Dataset records
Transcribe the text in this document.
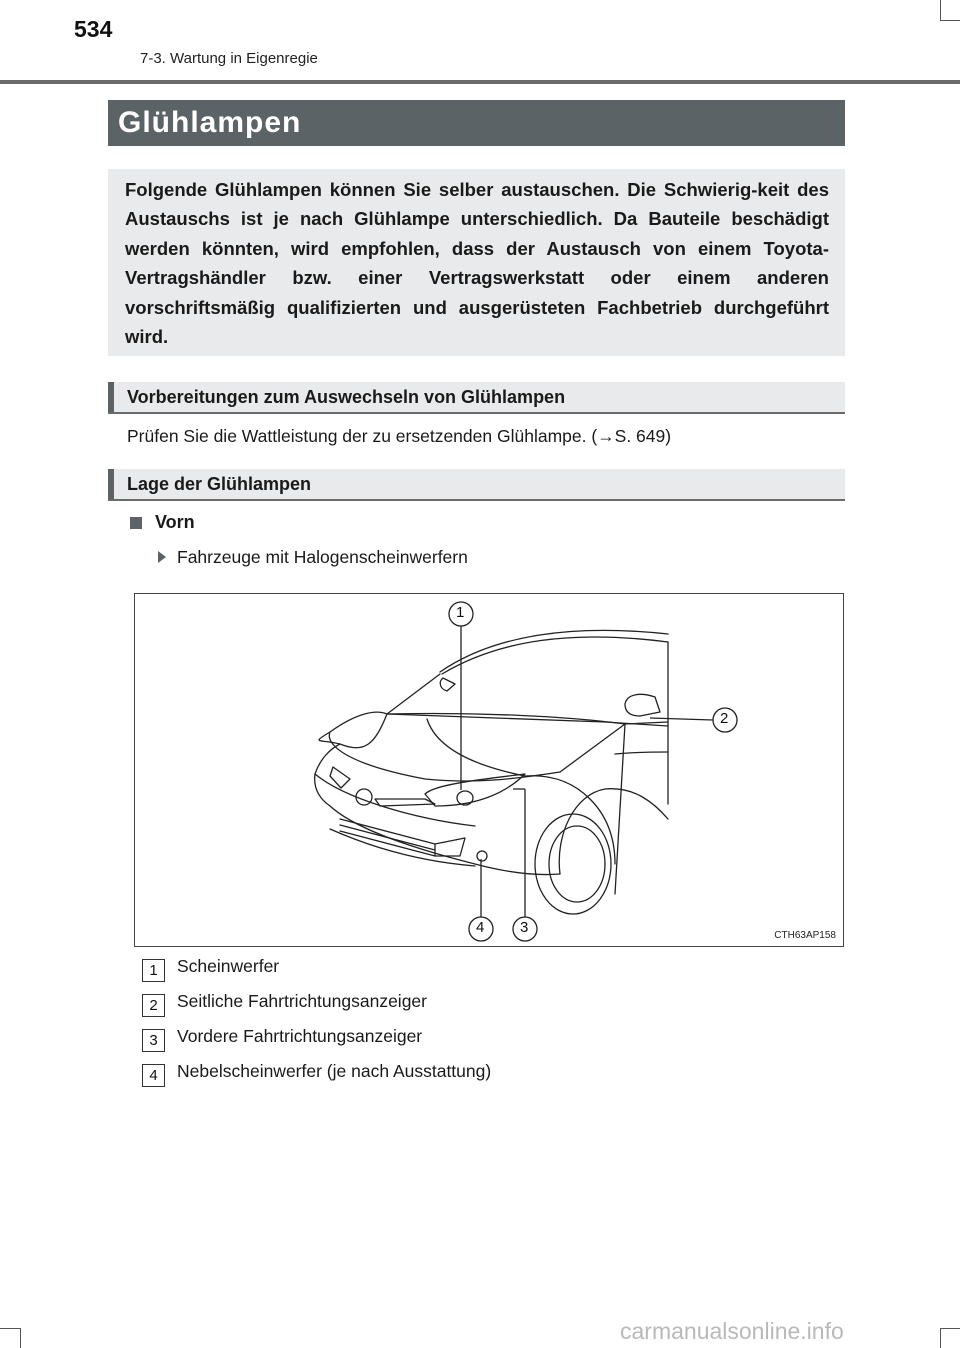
534
7-3. Wartung in Eigenregie
Glühlampen
Folgende Glühlampen können Sie selber austauschen. Die Schwierig-keit des Austauschs ist je nach Glühlampe unterschiedlich. Da Bauteile beschädigt werden könnten, wird empfohlen, dass der Austausch von einem Toyota-Vertragshändler bzw. einer Vertragswerkstatt oder einem anderen vorschriftsmäßig qualifizierten und ausgerüsteten Fachbetrieb durchgeführt wird.
Vorbereitungen zum Auswechseln von Glühlampen
Prüfen Sie die Wattleistung der zu ersetzenden Glühlampe. (→S. 649)
Lage der Glühlampen
Vorn
Fahrzeuge mit Halogenscheinwerfern
1
2
3
4	CTH63AP158
1	Scheinwerfer
2	Seitliche Fahrtrichtungsanzeiger
3	Vordere Fahrtrichtungsanzeiger
4	Nebelscheinwerfer (je nach Ausstattung)
carmanualsonline.info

- _DIRECTIONS_:
In the records above, locate each line with the word "Fahrtrichtungsanzeiger". Copy all such lines.

- _RESPONSE TO THIS EXERCISE_:
2	Seitliche Fahrtrichtungsanzeiger
3	Vordere Fahrtrichtungsanzeiger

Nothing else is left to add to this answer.